====== Data provided ======

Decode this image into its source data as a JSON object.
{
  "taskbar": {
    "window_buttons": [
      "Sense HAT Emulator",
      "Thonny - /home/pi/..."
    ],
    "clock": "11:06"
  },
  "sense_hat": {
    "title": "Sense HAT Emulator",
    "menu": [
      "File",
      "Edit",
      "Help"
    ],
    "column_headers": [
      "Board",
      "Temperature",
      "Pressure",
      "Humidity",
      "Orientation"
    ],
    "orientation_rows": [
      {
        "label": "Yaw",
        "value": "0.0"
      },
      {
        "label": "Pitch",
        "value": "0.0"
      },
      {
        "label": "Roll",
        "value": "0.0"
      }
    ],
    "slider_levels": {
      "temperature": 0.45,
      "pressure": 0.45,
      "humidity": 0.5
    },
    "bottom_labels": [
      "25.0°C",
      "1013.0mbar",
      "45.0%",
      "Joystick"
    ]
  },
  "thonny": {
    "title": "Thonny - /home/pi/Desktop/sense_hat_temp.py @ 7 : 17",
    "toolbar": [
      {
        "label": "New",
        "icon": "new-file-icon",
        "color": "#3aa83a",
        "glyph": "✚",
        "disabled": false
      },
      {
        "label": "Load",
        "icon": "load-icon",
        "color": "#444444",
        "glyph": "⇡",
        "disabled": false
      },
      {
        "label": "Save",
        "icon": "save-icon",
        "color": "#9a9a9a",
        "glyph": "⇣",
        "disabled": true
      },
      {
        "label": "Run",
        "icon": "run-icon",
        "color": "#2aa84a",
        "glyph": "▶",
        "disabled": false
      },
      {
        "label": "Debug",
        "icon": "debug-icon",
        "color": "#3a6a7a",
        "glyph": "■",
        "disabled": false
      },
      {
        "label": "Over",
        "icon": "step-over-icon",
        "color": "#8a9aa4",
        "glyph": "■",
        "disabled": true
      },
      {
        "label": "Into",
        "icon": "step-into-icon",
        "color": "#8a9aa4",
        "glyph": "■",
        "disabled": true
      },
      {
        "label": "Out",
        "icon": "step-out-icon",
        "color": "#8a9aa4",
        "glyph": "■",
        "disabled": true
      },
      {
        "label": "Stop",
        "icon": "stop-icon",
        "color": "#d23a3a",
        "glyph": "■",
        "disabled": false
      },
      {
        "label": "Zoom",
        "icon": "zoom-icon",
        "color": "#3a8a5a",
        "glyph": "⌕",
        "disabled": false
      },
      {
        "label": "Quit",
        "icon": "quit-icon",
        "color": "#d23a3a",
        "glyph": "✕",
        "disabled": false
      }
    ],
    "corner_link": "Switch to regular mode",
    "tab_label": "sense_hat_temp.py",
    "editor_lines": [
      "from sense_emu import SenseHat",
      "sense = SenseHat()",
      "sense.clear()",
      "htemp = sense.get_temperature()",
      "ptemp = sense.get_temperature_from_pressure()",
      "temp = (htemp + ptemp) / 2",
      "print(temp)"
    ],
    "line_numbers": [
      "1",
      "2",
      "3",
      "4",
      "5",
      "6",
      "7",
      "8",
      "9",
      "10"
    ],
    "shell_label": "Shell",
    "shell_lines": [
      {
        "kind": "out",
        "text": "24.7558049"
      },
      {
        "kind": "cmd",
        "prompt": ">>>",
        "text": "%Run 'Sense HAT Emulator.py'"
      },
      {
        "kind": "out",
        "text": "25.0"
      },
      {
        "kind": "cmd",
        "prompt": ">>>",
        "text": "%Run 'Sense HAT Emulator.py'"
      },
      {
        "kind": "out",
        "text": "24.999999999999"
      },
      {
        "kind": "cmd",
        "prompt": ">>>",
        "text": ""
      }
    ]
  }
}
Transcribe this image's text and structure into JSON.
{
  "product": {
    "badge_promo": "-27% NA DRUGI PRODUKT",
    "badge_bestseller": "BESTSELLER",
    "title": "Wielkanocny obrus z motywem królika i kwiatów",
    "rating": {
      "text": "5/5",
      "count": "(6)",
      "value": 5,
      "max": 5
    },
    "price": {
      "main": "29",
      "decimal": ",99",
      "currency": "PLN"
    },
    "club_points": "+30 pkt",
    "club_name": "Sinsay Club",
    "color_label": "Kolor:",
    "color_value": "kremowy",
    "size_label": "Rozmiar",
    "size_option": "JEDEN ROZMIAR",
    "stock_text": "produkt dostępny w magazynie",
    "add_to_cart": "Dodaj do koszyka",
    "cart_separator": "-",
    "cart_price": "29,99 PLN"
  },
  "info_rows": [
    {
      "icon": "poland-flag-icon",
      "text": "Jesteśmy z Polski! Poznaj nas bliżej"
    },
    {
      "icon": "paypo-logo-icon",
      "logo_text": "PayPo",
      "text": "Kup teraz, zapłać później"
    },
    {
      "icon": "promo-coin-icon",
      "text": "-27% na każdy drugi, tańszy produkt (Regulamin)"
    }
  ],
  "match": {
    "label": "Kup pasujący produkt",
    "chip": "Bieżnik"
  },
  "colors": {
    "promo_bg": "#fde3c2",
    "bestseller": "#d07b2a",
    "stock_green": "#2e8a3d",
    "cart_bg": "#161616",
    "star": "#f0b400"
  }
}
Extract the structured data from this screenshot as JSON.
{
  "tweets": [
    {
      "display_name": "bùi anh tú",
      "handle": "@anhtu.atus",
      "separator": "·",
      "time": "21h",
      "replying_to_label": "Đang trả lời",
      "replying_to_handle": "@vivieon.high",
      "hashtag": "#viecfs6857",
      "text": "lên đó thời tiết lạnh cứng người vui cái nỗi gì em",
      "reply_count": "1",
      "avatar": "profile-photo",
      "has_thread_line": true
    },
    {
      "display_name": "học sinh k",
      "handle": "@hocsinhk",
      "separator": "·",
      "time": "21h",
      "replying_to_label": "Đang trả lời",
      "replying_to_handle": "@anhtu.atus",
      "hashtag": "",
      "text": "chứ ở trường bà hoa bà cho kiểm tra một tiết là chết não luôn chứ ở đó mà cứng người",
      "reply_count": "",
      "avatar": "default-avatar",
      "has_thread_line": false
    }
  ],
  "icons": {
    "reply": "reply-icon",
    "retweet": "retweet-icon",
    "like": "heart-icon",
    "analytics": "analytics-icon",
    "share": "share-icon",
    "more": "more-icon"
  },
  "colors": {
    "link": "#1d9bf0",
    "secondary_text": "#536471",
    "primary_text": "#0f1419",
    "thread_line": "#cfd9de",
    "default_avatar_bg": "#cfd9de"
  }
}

======

* Task objective:
How many lines of the records contain the string "this"? Respond with the number alone.

* Result of the task:
3